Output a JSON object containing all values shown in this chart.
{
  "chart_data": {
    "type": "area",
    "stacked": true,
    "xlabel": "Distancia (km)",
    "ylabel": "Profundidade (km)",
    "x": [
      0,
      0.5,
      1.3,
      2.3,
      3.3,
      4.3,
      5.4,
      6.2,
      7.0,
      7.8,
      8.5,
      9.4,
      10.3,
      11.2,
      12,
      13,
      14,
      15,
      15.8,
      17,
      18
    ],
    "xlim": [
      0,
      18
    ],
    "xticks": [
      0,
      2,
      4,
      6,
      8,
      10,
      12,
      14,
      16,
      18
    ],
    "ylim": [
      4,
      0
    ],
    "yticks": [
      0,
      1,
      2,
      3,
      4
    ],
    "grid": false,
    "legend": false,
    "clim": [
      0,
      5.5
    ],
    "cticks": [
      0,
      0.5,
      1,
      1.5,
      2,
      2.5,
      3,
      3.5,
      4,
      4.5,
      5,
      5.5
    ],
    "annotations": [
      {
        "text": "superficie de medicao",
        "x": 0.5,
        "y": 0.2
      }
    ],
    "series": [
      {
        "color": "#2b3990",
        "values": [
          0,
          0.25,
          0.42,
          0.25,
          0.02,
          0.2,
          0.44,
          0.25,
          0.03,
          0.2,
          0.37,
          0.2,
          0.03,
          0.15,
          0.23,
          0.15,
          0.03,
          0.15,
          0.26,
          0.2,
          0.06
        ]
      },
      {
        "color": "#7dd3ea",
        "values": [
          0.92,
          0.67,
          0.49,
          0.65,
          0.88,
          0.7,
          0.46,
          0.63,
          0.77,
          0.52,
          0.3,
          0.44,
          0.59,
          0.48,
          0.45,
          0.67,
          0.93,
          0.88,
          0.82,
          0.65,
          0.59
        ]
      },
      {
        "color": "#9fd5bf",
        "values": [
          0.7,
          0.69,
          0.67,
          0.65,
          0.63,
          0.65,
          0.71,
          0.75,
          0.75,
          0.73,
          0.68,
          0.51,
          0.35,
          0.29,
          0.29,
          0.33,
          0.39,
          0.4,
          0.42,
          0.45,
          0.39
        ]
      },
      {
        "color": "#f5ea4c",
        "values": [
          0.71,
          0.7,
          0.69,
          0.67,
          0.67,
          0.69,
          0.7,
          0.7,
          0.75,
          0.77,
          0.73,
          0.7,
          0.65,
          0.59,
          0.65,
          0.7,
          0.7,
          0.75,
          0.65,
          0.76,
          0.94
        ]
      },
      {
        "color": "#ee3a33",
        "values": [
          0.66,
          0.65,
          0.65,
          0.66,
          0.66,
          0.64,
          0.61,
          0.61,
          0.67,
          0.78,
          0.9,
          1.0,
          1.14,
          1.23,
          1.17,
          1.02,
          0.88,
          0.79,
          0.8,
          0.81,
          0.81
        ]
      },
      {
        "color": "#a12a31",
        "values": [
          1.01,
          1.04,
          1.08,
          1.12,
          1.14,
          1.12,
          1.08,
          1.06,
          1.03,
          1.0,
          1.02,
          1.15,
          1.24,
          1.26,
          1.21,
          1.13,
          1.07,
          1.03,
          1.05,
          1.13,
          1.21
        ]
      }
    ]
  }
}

+ + + + +

* _Exercise instructions_
Return every line exactly.

* _Task answer_
Output a JSON object containing all values shown in this chart.
{
  "chart_data": {
    "type": "area",
    "stacked": true,
    "xlabel": "Distancia (km)",
    "ylabel": "Profundidade (km)",
    "x": [
      0,
      0.5,
      1.3,
      2.3,
      3.3,
      4.3,
      5.4,
      6.2,
      7.0,
      7.8,
      8.5,
      9.4,
      10.3,
      11.2,
      12,
      13,
      14,
      15,
      15.8,
      17,
      18
    ],
    "xlim": [
      0,
      18
    ],
    "xticks": [
      0,
      2,
      4,
      6,
      8,
      10,
      12,
      14,
      16,
      18
    ],
    "ylim": [
      4,
      0
    ],
    "yticks": [
      0,
      1,
      2,
      3,
      4
    ],
    "grid": false,
    "legend": false,
    "clim": [
      0,
      5.5
    ],
    "cticks": [
      0,
      0.5,
      1,
      1.5,
      2,
      2.5,
      3,
      3.5,
      4,
      4.5,
      5,
      5.5
    ],
    "annotations": [
      {
        "text": "superficie de medicao",
        "x": 0.5,
        "y": 0.2
      }
    ],
    "series": [
      {
        "color": "#2b3990",
        "values": [
          0,
          0.25,
          0.42,
          0.25,
          0.02,
          0.2,
          0.44,
          0.25,
          0.03,
          0.2,
          0.37,
          0.2,
          0.03,
          0.15,
          0.23,
          0.15,
          0.03,
          0.15,
          0.26,
          0.2,
          0.06
        ]
      },
      {
        "color": "#7dd3ea",
        "values": [
          0.92,
          0.67,
          0.49,
          0.65,
          0.88,
          0.7,
          0.46,
          0.63,
          0.77,
          0.52,
          0.3,
          0.44,
          0.59,
          0.48,
          0.45,
          0.67,
          0.93,
          0.88,
          0.82,
          0.65,
          0.59
        ]
      },
      {
        "color": "#9fd5bf",
        "values": [
          0.7,
          0.69,
          0.67,
          0.65,
          0.63,
          0.65,
          0.71,
          0.75,
          0.75,
          0.73,
          0.68,
          0.51,
          0.35,
          0.29,
          0.29,
          0.33,
          0.39,
          0.4,
          0.42,
          0.45,
          0.39
        ]
      },
      {
        "color": "#f5ea4c",
        "values": [
          0.71,
          0.7,
          0.69,
          0.67,
          0.67,
          0.69,
          0.7,
          0.7,
          0.75,
          0.77,
          0.73,
          0.7,
          0.65,
          0.59,
          0.65,
          0.7,
          0.7,
          0.75,
          0.65,
          0.76,
          0.94
        ]
      },
      {
        "color": "#ee3a33",
        "values": [
          0.66,
          0.65,
          0.65,
          0.66,
          0.66,
          0.64,
          0.61,
          0.61,
          0.67,
          0.78,
          0.9,
          1.0,
          1.14,
          1.23,
          1.17,
          1.02,
          0.88,
          0.79,
          0.8,
          0.81,
          0.81
        ]
      },
      {
        "color": "#a12a31",
        "values": [
          1.01,
          1.04,
          1.08,
          1.12,
          1.14,
          1.12,
          1.08,
          1.06,
          1.03,
          1.0,
          1.02,
          1.15,
          1.24,
          1.26,
          1.21,
          1.13,
          1.07,
          1.03,
          1.05,
          1.13,
          1.21
        ]
      }
    ]
  }
}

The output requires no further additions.